[Stored items]
• • • • • • •

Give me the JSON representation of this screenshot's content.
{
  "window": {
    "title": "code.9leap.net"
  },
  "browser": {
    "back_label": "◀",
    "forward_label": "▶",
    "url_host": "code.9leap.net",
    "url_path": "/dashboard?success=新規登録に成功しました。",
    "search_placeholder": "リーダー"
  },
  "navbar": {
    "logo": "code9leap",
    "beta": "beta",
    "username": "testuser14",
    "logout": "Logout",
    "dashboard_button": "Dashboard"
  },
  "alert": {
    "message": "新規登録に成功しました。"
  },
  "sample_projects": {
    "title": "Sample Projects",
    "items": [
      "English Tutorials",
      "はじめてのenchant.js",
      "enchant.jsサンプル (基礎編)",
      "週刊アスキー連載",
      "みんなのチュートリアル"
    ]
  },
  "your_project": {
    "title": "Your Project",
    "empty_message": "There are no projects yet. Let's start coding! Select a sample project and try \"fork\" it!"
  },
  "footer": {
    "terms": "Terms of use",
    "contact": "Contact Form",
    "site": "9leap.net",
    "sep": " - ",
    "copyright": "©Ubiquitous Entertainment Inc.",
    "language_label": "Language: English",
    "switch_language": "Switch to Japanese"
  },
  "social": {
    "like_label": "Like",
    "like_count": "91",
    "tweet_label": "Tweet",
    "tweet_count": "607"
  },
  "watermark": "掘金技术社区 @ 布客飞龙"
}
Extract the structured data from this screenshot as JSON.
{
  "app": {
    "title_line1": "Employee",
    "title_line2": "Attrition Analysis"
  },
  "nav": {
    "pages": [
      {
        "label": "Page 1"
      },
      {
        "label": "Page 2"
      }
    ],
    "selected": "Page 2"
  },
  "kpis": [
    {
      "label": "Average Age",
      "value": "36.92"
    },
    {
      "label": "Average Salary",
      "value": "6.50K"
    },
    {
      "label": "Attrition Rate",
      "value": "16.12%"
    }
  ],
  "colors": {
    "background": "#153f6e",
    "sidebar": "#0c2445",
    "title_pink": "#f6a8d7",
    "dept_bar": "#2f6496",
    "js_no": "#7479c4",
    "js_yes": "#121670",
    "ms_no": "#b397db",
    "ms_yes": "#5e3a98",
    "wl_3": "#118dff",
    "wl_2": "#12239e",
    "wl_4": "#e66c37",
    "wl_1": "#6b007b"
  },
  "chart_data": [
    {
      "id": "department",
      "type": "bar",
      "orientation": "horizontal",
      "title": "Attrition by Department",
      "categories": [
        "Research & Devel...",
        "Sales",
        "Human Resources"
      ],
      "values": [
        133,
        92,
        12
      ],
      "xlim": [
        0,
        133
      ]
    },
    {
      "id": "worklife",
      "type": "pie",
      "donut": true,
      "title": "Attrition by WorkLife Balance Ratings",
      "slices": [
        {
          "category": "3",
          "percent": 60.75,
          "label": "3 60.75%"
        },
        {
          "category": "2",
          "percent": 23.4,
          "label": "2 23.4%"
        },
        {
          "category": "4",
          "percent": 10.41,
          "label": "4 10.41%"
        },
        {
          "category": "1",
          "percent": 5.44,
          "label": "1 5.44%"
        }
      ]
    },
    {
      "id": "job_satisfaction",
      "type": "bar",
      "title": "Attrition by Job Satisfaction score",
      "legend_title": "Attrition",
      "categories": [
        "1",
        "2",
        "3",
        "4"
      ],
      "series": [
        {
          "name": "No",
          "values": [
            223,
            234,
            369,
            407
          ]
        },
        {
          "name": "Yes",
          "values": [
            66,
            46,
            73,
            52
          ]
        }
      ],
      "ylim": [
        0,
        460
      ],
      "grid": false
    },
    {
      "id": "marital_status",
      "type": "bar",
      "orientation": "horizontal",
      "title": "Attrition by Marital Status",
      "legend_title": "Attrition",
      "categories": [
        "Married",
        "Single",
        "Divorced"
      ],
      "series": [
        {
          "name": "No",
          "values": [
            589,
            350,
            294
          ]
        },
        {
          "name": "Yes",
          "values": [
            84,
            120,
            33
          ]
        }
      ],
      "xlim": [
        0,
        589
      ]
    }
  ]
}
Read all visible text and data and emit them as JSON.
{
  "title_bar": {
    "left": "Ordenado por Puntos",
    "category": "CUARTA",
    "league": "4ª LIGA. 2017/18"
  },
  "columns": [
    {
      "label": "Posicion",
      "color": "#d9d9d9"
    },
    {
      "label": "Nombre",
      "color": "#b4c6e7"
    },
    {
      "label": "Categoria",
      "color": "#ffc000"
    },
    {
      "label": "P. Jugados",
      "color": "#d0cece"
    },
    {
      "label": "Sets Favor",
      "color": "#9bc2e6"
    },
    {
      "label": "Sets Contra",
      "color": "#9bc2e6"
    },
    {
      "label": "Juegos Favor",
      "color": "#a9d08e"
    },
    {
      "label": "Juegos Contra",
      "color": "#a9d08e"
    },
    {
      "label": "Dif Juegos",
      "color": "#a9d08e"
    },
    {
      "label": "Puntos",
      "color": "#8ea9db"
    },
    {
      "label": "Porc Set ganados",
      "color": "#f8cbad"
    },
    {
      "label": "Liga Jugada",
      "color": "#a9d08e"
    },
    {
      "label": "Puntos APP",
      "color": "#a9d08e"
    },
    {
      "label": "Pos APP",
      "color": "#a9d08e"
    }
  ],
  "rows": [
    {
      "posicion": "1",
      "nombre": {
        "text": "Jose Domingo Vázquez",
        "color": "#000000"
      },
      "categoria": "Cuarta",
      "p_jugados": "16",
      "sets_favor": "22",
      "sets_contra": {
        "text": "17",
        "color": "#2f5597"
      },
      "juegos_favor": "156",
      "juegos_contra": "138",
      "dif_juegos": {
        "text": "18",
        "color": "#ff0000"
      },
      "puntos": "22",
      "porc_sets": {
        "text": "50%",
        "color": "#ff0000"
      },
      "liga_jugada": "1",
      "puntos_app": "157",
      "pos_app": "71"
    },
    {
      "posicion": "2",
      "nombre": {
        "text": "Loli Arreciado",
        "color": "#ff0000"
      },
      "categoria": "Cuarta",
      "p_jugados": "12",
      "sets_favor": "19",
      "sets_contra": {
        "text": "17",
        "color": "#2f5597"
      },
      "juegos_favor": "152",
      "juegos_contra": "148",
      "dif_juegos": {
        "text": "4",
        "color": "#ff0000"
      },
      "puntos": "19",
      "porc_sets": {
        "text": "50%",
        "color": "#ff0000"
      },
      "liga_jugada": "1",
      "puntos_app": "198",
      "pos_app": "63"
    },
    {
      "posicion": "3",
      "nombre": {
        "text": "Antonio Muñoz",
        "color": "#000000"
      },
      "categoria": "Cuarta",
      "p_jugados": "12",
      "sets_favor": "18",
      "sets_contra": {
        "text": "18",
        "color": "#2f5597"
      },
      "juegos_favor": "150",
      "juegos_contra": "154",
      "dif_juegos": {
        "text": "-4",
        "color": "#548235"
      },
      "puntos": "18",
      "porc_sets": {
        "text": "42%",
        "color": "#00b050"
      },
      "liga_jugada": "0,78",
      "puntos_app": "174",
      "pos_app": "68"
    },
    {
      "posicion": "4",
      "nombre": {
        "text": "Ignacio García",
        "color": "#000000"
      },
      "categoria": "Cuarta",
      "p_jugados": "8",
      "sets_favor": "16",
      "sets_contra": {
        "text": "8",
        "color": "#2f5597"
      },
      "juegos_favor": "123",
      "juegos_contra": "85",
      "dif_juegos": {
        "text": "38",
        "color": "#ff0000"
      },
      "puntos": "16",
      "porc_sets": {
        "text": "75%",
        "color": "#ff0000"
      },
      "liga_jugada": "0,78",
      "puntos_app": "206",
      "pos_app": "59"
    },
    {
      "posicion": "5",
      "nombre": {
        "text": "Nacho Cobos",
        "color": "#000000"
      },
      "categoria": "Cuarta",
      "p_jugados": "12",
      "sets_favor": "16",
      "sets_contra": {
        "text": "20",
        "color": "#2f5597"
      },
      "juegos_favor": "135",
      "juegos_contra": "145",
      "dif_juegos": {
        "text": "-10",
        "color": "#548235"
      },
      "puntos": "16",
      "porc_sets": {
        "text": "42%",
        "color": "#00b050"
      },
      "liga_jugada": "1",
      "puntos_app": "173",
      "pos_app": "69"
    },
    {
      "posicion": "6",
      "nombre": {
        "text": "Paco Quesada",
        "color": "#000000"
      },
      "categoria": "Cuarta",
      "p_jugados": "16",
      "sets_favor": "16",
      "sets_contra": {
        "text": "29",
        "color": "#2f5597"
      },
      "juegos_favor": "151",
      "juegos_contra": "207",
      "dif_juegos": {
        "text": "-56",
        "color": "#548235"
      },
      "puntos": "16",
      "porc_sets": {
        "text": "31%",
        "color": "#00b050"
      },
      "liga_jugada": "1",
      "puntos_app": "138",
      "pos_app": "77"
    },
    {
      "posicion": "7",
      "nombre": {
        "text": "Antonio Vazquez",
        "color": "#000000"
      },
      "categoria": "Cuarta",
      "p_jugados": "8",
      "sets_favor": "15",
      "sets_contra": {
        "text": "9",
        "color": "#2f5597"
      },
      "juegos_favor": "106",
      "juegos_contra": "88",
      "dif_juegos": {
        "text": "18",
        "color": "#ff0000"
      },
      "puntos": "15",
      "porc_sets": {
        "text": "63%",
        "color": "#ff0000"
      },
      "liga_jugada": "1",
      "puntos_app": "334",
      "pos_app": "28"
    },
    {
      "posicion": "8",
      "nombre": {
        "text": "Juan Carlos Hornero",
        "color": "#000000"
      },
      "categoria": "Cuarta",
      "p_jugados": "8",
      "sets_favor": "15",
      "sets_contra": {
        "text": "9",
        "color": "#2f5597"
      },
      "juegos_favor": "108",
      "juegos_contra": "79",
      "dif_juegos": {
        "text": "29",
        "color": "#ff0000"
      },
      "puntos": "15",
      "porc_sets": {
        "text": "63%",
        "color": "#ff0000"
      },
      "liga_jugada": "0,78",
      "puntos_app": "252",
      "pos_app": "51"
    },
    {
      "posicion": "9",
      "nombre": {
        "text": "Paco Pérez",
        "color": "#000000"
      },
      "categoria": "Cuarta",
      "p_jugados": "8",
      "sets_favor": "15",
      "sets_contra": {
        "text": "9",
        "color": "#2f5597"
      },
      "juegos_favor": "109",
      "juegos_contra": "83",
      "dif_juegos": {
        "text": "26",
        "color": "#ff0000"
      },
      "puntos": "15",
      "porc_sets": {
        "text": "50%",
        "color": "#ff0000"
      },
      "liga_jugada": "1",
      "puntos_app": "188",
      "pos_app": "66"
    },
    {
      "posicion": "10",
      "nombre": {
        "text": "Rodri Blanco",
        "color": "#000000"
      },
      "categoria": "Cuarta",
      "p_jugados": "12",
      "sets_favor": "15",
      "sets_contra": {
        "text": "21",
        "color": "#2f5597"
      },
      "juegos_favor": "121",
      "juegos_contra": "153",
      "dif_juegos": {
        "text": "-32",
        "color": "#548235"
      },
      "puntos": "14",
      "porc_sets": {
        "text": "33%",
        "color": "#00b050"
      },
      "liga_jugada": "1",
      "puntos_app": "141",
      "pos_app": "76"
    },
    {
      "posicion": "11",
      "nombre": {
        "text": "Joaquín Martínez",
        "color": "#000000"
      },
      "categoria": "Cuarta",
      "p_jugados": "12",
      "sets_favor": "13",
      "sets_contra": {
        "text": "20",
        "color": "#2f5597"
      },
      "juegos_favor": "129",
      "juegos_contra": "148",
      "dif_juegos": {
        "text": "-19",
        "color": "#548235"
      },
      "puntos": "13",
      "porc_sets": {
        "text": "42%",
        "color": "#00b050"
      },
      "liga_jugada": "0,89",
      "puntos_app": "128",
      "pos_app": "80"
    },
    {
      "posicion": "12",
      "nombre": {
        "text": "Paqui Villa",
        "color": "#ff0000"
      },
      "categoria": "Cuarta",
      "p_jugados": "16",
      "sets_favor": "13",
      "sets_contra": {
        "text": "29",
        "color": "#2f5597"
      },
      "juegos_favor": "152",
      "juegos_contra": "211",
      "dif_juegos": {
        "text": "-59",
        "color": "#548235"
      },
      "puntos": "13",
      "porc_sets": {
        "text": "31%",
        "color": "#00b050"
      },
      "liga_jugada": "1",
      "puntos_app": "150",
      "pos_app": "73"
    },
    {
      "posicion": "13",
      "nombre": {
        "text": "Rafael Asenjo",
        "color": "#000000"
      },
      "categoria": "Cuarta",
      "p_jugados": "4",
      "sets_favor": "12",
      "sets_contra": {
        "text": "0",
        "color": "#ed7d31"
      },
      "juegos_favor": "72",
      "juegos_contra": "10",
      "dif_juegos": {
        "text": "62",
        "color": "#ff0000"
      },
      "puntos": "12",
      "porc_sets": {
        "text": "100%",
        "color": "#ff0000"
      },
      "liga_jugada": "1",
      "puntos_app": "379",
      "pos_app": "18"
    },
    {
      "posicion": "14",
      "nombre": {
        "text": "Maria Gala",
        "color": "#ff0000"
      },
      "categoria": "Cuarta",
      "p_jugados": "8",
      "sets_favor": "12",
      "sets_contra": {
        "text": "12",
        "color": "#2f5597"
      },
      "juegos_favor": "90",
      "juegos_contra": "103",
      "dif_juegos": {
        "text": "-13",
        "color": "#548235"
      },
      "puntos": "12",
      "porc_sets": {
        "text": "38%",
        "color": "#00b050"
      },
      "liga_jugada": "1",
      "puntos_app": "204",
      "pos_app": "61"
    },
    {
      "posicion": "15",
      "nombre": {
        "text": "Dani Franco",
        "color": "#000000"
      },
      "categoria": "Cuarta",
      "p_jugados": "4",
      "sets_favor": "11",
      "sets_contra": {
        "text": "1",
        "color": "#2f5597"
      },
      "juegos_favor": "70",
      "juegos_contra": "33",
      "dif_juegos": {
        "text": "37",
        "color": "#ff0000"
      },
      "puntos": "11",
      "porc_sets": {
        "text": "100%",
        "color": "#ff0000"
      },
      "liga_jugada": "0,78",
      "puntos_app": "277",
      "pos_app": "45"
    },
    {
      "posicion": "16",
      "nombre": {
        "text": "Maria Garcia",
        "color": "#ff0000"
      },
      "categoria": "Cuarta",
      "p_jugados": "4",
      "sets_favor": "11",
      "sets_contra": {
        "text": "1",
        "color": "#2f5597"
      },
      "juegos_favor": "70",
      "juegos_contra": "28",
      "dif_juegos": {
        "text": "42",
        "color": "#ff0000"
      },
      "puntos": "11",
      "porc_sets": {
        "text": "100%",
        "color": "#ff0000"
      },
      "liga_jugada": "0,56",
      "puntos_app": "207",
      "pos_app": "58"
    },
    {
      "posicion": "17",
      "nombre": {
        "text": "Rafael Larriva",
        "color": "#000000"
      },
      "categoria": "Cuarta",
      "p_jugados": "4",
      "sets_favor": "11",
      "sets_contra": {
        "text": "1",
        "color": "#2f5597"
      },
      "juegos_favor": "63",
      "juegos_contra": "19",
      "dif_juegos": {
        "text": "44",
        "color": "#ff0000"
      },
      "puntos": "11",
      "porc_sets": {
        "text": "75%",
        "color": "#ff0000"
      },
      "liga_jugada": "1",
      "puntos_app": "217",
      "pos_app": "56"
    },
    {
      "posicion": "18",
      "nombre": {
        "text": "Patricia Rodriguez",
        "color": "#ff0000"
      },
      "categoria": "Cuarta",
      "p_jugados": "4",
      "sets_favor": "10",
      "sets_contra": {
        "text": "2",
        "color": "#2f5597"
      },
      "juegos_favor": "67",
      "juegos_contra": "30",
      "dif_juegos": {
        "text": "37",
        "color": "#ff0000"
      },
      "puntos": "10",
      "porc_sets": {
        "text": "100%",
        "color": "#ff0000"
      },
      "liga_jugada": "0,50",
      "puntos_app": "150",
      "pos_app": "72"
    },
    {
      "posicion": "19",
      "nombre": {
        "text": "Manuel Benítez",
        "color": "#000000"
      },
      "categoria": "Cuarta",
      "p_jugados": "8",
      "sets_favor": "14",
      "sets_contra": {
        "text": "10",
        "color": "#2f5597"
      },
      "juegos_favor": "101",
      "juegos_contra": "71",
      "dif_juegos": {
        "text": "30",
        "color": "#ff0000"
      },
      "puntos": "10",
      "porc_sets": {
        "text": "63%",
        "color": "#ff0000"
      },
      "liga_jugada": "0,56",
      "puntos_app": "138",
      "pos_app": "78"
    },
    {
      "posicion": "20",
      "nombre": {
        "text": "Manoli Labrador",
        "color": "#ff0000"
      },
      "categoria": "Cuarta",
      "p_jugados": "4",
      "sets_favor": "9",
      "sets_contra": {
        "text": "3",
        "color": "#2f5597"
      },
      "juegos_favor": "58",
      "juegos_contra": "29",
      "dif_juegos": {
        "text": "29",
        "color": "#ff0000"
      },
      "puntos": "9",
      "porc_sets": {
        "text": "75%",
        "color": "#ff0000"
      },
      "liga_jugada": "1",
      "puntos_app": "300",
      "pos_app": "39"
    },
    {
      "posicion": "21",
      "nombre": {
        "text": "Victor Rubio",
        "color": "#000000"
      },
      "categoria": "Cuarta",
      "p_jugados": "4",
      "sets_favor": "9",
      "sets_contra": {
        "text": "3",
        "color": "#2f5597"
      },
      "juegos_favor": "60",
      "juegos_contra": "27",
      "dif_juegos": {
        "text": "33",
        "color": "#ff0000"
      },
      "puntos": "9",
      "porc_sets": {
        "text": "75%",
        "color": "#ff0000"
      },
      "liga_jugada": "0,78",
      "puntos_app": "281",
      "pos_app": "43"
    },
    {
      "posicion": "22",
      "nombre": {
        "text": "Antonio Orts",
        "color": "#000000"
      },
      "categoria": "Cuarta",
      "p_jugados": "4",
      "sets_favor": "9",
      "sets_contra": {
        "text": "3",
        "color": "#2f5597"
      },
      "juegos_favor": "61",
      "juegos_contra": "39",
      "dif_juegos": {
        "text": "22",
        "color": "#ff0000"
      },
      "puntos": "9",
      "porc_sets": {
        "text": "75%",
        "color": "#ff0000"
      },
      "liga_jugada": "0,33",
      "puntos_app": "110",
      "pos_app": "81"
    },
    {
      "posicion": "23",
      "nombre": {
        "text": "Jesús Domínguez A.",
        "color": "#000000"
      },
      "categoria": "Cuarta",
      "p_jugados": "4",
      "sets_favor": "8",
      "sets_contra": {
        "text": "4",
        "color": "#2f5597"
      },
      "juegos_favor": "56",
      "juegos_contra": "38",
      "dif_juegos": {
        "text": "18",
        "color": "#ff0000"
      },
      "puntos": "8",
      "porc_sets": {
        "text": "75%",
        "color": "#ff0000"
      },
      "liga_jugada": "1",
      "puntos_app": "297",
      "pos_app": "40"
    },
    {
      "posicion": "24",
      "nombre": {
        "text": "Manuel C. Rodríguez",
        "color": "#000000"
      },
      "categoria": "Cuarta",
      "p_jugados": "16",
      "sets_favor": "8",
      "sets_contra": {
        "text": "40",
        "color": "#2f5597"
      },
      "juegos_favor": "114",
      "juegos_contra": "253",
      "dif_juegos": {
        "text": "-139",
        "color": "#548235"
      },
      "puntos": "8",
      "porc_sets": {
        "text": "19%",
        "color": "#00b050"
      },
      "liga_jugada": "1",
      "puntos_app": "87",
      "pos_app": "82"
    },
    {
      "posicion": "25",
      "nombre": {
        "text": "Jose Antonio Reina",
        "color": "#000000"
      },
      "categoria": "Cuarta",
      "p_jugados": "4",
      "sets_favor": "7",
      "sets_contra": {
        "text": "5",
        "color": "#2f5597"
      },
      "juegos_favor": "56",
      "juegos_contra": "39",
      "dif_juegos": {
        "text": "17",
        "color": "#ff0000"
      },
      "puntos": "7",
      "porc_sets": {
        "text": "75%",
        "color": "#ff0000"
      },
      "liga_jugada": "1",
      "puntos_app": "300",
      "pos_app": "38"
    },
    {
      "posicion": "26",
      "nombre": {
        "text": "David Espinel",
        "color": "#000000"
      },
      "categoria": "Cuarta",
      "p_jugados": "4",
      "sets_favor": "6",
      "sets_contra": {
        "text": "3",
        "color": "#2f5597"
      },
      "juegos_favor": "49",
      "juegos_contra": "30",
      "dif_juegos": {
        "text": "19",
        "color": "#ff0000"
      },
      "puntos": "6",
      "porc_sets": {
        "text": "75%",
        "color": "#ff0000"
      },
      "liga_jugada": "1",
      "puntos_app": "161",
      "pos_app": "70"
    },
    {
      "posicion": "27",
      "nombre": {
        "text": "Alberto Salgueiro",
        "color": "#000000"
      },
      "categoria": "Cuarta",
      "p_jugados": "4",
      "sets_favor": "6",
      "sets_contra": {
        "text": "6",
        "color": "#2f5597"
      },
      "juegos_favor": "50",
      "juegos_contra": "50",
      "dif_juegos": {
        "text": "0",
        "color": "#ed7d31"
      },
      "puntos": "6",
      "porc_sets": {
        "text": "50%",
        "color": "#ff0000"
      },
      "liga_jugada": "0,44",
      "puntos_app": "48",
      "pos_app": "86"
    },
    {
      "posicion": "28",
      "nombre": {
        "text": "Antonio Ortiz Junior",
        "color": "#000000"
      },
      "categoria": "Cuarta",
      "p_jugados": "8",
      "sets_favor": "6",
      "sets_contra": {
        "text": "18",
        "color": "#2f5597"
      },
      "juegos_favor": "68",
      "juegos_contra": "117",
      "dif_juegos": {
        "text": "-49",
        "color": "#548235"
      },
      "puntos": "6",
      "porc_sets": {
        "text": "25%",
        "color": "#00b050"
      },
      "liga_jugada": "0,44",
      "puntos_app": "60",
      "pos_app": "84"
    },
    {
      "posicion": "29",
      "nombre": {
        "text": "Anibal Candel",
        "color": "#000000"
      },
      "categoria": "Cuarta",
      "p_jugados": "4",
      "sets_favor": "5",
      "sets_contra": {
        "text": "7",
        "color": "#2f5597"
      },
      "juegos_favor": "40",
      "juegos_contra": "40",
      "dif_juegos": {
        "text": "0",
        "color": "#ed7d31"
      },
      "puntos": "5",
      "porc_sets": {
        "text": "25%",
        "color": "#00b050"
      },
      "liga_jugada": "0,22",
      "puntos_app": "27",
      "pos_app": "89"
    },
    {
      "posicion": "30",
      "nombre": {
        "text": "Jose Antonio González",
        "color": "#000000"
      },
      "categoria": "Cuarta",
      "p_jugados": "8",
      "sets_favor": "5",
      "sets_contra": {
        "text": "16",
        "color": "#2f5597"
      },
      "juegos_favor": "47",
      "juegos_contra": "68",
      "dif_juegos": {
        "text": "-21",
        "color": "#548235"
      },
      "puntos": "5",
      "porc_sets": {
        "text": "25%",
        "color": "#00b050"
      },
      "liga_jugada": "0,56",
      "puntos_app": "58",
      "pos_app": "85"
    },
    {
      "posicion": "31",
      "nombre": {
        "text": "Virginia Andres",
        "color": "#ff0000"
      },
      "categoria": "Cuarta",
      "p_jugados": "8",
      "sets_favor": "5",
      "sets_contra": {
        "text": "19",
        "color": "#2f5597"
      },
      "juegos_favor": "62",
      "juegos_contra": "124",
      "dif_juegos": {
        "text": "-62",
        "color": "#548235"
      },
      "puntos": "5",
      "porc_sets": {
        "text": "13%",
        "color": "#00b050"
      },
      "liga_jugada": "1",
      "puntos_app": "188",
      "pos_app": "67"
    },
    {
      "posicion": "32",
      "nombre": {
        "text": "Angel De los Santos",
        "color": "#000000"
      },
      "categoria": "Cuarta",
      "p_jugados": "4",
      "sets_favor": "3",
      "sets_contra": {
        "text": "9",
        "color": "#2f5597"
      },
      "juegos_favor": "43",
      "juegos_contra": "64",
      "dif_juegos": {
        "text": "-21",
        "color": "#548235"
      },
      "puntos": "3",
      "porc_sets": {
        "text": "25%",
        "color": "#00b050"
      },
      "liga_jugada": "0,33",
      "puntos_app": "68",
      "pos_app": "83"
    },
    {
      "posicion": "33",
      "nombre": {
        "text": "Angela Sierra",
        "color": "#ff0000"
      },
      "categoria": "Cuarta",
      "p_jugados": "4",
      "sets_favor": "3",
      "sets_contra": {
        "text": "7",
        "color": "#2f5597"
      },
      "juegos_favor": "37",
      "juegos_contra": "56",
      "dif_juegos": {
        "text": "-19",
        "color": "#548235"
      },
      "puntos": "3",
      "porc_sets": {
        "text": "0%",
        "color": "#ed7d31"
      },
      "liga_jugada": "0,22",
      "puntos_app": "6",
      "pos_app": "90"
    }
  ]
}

• • • • • • •

Reproduce every line from the entries that holds the word "Antonio".

        "text": "Antonio Muñoz",
        "text": "Antonio Vazquez",
        "text": "Antonio Orts",
        "text": "Jose Antonio Reina",
        "text": "Antonio Ortiz Junior",
        "text": "Jose Antonio González",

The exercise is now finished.